--- Data shown ---

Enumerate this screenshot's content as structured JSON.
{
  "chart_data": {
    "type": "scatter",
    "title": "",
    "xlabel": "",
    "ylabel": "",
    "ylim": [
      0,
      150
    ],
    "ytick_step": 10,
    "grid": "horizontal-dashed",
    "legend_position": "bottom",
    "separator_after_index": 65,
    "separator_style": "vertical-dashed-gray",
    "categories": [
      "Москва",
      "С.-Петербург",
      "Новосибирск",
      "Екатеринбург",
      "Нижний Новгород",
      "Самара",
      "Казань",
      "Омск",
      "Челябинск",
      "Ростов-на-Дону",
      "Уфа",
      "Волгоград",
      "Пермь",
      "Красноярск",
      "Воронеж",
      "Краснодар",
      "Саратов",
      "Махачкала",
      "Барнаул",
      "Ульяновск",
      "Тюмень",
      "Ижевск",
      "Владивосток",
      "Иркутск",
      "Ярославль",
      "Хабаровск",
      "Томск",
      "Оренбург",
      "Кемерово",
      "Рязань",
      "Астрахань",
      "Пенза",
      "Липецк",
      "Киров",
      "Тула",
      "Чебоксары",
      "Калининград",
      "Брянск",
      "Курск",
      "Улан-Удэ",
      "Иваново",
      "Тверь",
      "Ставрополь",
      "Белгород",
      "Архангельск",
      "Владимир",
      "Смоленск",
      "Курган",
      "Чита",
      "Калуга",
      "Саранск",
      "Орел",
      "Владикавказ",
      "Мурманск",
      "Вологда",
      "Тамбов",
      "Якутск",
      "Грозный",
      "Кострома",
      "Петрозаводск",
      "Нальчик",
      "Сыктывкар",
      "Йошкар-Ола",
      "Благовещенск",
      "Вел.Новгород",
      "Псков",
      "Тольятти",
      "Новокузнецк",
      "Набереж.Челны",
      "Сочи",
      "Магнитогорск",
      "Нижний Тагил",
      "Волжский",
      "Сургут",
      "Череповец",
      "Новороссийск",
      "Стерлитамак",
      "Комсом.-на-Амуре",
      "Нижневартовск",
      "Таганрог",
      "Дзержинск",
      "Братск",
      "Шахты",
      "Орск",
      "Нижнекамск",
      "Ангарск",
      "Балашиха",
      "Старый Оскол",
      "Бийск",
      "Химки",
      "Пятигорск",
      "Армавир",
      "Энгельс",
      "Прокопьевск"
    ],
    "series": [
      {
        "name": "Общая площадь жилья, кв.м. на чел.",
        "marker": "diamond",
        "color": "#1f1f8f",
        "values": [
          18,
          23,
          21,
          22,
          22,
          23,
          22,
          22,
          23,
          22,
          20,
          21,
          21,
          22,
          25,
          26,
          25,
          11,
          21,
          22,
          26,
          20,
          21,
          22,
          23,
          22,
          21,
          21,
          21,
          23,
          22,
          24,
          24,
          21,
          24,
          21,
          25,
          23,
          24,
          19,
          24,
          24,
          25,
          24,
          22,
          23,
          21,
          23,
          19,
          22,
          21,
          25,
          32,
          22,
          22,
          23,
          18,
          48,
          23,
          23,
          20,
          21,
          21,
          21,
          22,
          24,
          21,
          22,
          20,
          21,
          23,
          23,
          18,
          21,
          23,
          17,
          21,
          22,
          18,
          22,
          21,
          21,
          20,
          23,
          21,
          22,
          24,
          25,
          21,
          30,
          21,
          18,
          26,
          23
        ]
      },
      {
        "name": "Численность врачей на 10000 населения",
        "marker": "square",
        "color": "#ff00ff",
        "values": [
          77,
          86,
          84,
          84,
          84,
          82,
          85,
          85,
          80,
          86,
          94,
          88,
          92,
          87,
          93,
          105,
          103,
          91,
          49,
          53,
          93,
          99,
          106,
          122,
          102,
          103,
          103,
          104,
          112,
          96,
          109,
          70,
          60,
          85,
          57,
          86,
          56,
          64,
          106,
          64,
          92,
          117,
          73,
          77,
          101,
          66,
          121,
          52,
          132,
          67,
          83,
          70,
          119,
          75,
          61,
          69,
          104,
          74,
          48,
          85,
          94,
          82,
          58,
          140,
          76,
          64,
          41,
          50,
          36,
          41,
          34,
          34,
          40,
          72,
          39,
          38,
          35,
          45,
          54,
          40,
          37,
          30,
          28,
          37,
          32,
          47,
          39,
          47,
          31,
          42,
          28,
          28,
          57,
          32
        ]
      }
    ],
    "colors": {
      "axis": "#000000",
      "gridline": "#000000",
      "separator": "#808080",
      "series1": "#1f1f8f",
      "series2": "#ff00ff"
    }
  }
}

---

→ Exercise requirements
The answer is one number: how many lines of the material above contain "dashed".

→ Completed task
2